◆ DESCRIPTION OF THE TASK
Filter the records below down to lines containing "East".

◆ Records from a data collection
## BEGIN

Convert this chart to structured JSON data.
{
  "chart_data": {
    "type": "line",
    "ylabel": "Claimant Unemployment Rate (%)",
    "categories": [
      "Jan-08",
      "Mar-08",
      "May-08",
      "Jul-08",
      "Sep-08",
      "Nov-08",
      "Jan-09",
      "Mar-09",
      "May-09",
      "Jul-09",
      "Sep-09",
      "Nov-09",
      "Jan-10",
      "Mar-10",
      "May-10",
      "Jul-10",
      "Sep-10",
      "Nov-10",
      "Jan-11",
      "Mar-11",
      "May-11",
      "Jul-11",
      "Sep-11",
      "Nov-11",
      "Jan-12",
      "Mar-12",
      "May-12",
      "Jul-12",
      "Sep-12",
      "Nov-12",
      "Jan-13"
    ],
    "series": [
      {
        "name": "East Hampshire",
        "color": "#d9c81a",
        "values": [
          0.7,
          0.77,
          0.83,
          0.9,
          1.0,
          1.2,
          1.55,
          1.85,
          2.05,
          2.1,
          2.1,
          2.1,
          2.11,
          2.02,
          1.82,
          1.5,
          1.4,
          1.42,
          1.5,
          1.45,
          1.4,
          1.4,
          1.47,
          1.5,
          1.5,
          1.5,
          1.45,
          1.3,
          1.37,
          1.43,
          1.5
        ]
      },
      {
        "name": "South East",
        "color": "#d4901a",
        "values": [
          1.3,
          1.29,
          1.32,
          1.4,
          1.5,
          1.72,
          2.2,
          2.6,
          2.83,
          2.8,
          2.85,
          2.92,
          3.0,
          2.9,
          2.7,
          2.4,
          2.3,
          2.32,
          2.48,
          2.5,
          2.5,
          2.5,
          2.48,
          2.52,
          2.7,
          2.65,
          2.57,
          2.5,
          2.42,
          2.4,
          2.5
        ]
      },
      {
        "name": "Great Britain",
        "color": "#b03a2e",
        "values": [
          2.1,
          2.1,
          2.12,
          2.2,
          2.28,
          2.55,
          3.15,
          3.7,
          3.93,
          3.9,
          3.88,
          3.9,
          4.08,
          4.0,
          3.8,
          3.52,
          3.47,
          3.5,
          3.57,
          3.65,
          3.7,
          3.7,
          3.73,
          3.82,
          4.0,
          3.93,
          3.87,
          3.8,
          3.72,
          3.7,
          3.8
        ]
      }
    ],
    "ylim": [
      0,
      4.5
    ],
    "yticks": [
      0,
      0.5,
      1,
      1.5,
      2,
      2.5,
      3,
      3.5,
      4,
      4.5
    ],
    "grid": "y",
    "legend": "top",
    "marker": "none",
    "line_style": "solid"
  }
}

## END

◆ ANSWER TO THIS TASK
        "name": "East Hampshire",
        "name": "South East",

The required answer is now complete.